• WHAT YOU HAVE TO DO: Print all the records exactly, please.

• THE DATA:

◇ ◇ ◇ ◇

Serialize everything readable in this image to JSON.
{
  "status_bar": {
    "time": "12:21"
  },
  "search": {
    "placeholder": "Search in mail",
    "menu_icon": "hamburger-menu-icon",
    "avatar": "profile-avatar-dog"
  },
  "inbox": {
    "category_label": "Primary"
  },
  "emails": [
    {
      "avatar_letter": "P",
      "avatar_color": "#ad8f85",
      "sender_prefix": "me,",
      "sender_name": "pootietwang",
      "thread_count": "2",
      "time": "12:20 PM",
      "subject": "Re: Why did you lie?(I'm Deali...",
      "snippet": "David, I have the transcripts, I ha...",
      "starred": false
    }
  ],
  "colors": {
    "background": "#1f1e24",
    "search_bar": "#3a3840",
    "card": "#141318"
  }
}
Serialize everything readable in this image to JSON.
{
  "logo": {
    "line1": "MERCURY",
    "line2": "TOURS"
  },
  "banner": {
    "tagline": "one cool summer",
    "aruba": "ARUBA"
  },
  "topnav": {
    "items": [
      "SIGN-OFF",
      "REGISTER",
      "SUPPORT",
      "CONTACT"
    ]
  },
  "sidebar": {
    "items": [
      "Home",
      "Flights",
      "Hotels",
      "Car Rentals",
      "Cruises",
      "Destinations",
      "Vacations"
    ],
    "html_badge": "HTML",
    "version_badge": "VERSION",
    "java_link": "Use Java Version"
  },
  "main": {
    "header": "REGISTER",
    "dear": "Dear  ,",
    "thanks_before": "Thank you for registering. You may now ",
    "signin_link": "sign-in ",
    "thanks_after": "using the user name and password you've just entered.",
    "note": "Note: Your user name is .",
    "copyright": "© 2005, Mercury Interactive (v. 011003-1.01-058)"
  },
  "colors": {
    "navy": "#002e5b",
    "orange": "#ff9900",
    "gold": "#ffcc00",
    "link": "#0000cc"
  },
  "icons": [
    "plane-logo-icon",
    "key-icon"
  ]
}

◇ ◇ ◇ ◇

• EXERCISE ANSWER:
Serialize everything readable in this image to JSON.
{
  "status_bar": {
    "time": "12:21"
  },
  "search": {
    "placeholder": "Search in mail",
    "menu_icon": "hamburger-menu-icon",
    "avatar": "profile-avatar-dog"
  },
  "inbox": {
    "category_label": "Primary"
  },
  "emails": [
    {
      "avatar_letter": "P",
      "avatar_color": "#ad8f85",
      "sender_prefix": "me,",
      "sender_name": "pootietwang",
      "thread_count": "2",
      "time": "12:20 PM",
      "subject": "Re: Why did you lie?(I'm Deali...",
      "snippet": "David, I have the transcripts, I ha...",
      "starred": false
    }
  ],
  "colors": {
    "background": "#1f1e24",
    "search_bar": "#3a3840",
    "card": "#141318"
  }
}
Serialize everything readable in this image to JSON.
{
  "logo": {
    "line1": "MERCURY",
    "line2": "TOURS"
  },
  "banner": {
    "tagline": "one cool summer",
    "aruba": "ARUBA"
  },
  "topnav": {
    "items": [
      "SIGN-OFF",
      "REGISTER",
      "SUPPORT",
      "CONTACT"
    ]
  },
  "sidebar": {
    "items": [
      "Home",
      "Flights",
      "Hotels",
      "Car Rentals",
      "Cruises",
      "Destinations",
      "Vacations"
    ],
    "html_badge": "HTML",
    "version_badge": "VERSION",
    "java_link": "Use Java Version"
  },
  "main": {
    "header": "REGISTER",
    "dear": "Dear  ,",
    "thanks_before": "Thank you for registering. You may now ",
    "signin_link": "sign-in ",
    "thanks_after": "using the user name and password you've just entered.",
    "note": "Note: Your user name is .",
    "copyright": "© 2005, Mercury Interactive (v. 011003-1.01-058)"
  },
  "colors": {
    "navy": "#002e5b",
    "orange": "#ff9900",
    "gold": "#ffcc00",
    "link": "#0000cc"
  },
  "icons": [
    "plane-logo-icon",
    "key-icon"
  ]
}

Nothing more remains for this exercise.